◆ Stored data entries
━━━━━━━━━━

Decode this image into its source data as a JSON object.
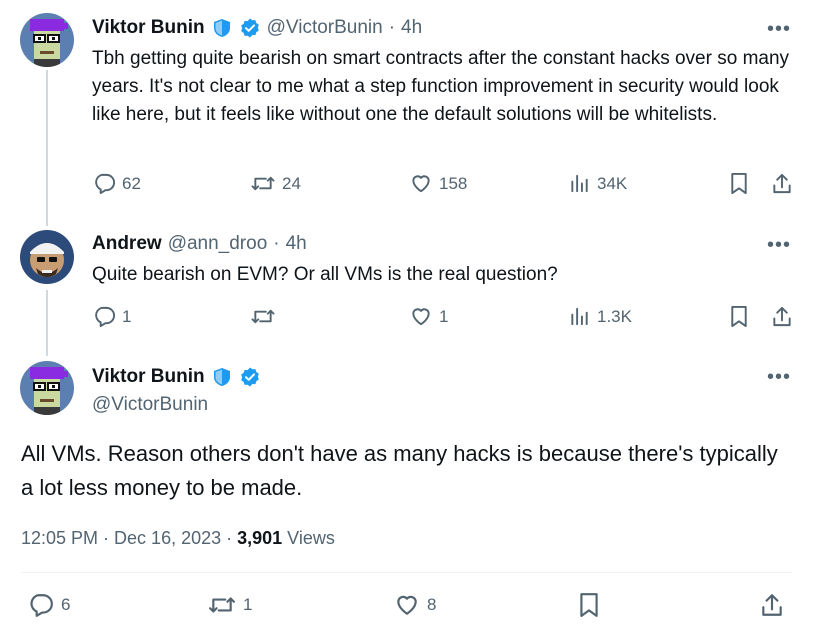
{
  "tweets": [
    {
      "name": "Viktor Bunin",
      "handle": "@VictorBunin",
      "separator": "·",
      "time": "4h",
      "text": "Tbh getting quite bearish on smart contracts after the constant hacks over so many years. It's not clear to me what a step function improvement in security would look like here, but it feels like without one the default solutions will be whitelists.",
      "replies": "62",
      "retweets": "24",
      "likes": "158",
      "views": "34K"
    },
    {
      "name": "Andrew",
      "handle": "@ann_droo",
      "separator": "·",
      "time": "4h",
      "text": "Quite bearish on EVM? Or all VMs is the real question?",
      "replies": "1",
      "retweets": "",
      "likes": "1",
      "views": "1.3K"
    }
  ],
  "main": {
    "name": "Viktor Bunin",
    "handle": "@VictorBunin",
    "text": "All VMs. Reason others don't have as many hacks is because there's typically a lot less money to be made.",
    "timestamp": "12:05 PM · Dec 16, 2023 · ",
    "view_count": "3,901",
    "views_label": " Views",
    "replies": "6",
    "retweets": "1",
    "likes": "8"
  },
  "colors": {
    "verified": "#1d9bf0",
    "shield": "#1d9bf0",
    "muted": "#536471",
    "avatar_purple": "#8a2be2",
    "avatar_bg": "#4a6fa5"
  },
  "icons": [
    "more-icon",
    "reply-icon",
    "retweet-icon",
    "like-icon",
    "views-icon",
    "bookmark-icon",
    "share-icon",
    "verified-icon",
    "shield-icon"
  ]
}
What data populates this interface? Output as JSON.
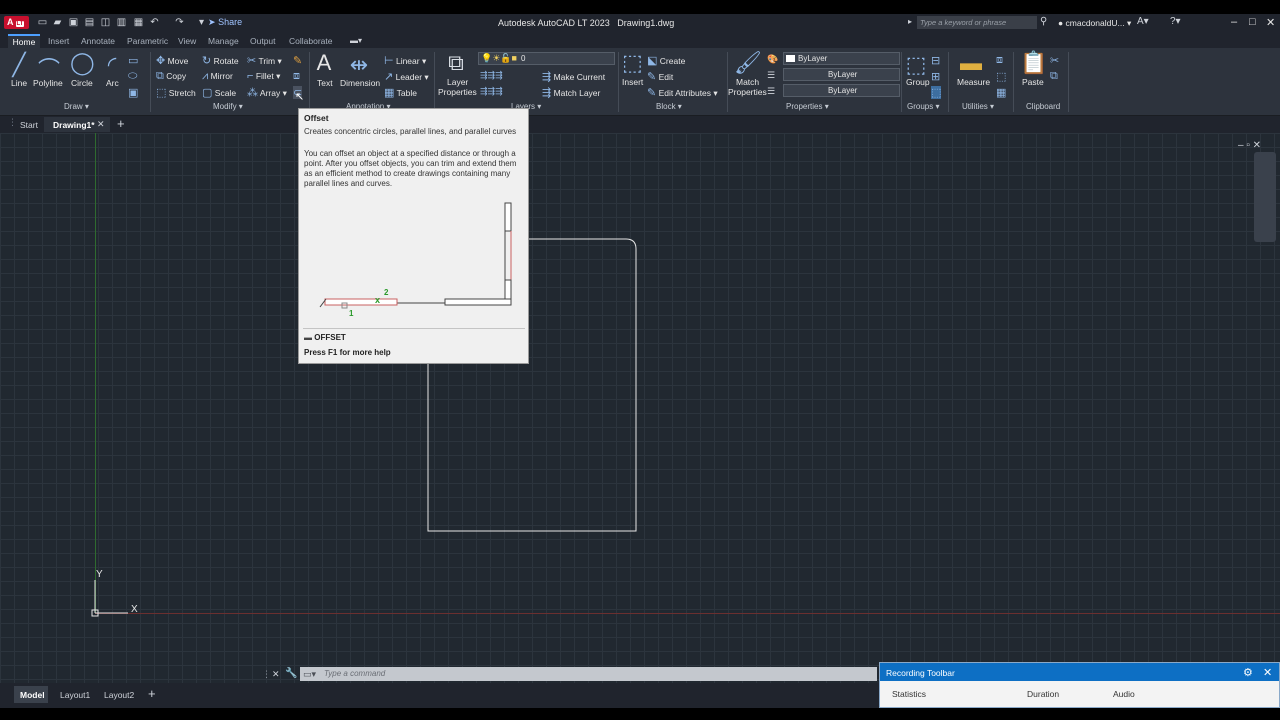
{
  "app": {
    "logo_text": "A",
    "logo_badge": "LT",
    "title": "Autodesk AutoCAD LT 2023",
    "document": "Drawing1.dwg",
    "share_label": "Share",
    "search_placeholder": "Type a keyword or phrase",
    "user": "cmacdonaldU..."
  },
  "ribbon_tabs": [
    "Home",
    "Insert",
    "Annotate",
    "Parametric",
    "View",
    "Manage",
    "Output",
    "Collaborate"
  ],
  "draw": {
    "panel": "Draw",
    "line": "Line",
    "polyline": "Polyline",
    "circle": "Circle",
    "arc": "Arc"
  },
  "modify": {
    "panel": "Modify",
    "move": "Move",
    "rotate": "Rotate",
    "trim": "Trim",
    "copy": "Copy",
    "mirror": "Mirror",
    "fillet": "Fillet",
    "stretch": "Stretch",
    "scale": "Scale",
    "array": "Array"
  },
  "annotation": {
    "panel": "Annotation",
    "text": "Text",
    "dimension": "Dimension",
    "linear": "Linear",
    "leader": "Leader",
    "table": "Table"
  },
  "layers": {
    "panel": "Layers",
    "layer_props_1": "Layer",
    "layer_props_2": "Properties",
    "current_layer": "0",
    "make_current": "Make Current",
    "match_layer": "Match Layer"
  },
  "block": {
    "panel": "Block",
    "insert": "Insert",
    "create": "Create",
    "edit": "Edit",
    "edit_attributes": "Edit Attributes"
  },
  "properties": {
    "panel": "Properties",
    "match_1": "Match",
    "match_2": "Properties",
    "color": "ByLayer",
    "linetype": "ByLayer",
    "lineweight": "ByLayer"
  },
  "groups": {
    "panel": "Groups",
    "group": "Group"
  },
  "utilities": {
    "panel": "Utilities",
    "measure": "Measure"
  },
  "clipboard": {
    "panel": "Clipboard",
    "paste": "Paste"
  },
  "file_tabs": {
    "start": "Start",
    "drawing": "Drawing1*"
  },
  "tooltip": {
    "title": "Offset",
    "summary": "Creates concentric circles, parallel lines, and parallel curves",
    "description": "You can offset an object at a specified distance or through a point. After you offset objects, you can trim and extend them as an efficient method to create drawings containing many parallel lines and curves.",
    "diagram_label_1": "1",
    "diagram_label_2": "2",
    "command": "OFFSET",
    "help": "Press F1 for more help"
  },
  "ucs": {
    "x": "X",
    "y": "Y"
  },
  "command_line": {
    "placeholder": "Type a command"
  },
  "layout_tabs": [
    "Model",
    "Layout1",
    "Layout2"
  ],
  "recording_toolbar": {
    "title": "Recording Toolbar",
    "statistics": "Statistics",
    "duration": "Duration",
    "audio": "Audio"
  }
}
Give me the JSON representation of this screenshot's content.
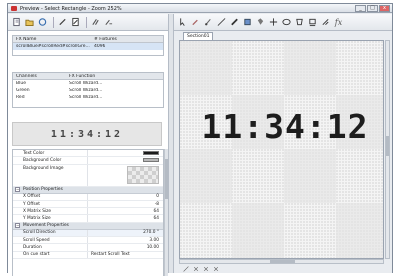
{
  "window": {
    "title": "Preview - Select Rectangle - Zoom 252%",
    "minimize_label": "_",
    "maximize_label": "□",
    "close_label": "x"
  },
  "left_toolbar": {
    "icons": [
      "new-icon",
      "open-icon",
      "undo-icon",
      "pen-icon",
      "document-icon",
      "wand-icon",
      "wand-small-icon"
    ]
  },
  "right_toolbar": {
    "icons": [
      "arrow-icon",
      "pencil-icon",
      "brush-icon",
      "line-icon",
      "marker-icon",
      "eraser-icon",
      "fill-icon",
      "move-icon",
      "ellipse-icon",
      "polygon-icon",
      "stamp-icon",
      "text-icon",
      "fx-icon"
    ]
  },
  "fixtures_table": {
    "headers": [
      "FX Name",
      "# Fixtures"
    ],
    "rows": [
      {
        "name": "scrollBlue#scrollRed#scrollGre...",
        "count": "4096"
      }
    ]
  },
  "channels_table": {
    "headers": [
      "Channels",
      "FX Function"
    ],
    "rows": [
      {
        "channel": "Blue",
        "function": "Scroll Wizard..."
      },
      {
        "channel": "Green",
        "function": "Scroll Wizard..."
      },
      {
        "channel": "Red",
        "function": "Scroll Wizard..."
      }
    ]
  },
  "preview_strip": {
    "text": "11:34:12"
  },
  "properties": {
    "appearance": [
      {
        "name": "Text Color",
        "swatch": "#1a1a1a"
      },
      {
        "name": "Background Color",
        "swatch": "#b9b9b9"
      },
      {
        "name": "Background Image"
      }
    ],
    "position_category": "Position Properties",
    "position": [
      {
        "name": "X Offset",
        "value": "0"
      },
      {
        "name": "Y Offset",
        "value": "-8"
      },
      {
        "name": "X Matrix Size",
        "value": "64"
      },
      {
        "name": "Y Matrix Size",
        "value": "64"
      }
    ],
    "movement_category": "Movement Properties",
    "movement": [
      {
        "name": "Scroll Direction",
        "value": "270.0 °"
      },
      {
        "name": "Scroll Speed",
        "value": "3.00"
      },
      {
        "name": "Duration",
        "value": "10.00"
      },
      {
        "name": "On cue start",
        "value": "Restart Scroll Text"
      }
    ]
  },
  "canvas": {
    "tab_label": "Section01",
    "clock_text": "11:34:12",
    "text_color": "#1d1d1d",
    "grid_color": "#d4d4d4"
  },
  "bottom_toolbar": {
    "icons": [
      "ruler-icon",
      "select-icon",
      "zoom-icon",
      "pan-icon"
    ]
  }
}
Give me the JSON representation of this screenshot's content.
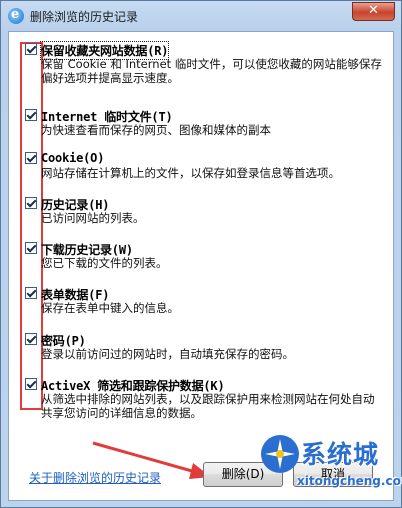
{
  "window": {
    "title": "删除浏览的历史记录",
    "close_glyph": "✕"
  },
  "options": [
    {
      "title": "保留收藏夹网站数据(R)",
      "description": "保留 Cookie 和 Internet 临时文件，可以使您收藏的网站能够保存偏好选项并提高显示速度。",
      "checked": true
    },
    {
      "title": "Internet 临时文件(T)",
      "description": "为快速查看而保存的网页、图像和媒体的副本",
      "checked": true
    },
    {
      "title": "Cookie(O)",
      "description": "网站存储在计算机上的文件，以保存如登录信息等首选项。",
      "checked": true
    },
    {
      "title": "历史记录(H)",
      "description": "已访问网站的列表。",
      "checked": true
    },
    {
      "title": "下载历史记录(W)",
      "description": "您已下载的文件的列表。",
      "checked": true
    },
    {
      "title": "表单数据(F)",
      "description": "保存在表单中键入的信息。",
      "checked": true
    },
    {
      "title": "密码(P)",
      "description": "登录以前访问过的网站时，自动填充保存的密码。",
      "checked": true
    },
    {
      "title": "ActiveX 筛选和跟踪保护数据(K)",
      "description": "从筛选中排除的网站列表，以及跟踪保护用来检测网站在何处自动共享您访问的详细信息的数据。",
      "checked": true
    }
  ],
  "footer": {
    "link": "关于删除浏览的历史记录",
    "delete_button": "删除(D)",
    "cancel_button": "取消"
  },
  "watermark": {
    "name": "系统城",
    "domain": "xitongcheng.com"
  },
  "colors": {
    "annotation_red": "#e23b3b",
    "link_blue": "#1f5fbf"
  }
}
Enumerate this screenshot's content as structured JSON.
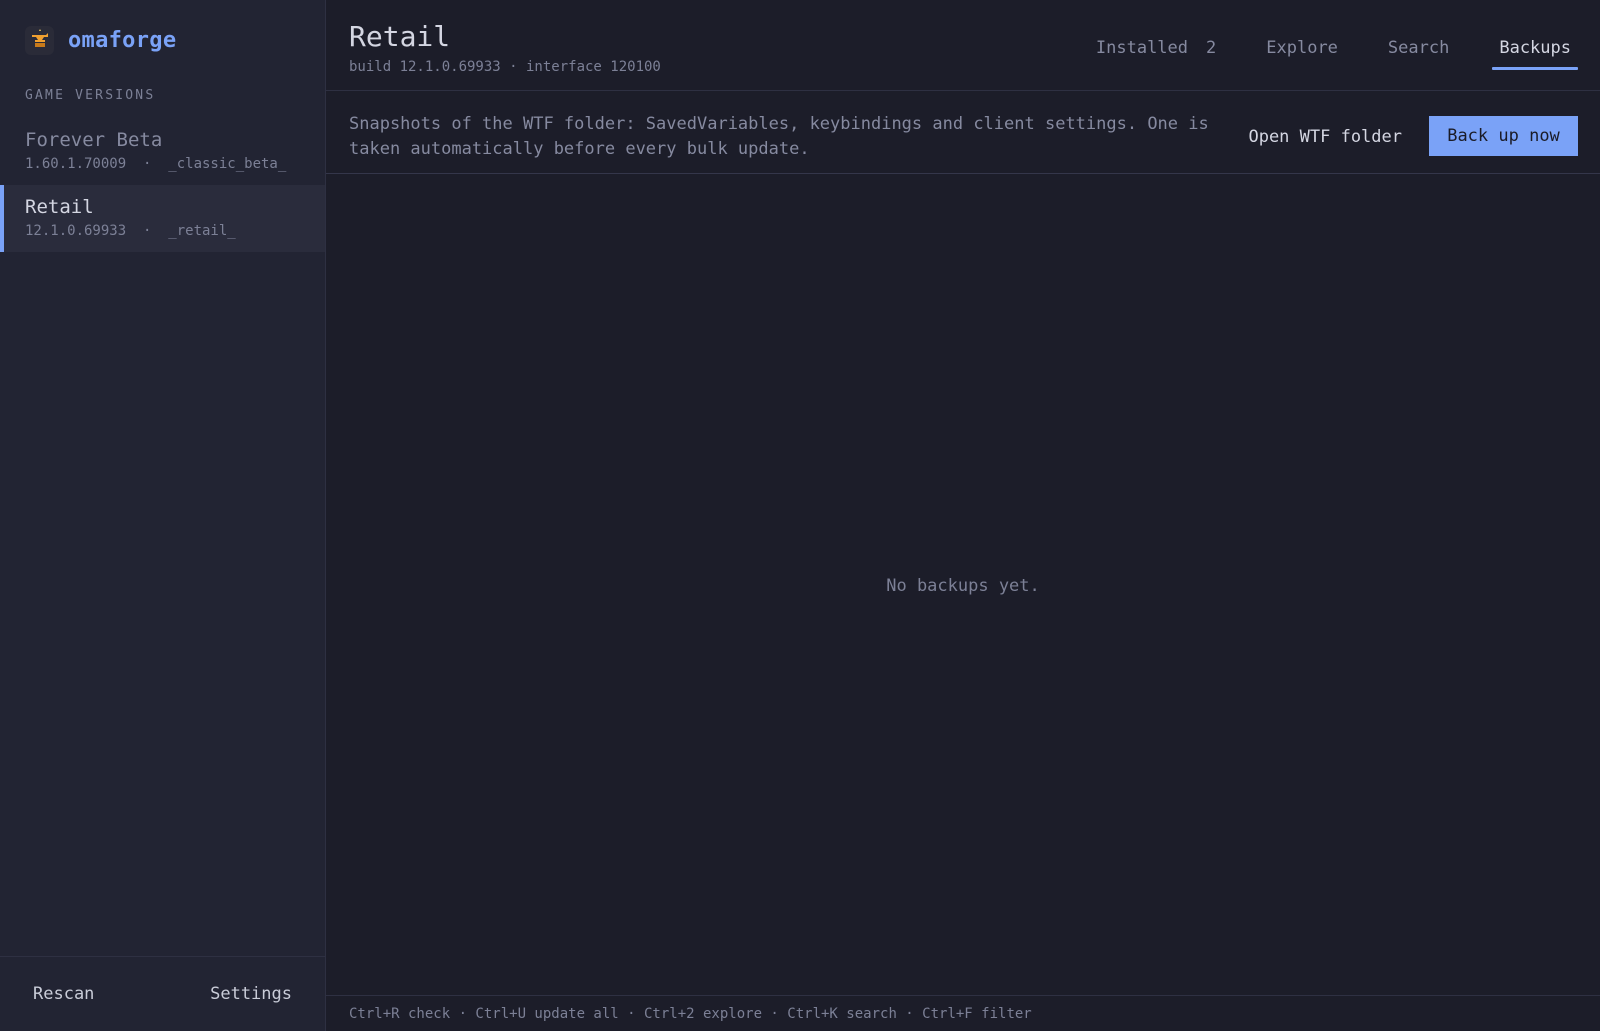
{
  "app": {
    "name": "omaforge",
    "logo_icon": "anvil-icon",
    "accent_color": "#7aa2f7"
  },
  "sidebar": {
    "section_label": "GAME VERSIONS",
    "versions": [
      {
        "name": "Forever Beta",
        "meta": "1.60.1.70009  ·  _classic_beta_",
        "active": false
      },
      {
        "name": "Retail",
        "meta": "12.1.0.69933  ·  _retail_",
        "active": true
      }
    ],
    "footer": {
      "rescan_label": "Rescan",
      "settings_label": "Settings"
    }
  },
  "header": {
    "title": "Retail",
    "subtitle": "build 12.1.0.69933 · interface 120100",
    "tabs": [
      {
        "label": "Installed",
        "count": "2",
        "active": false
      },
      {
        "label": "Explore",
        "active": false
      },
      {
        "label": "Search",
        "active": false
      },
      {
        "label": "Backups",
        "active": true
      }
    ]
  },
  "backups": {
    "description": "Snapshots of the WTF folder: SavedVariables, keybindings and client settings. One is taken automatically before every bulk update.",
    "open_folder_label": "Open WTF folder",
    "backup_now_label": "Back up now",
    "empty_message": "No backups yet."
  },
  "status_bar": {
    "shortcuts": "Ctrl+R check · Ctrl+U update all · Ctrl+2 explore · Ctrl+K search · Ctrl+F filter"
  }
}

━━━━━━━━━━

Where a line contains "interface", copy that line.

What data populates this interface? Output as JSON.
    "subtitle": "build 12.1.0.69933 · interface 120100",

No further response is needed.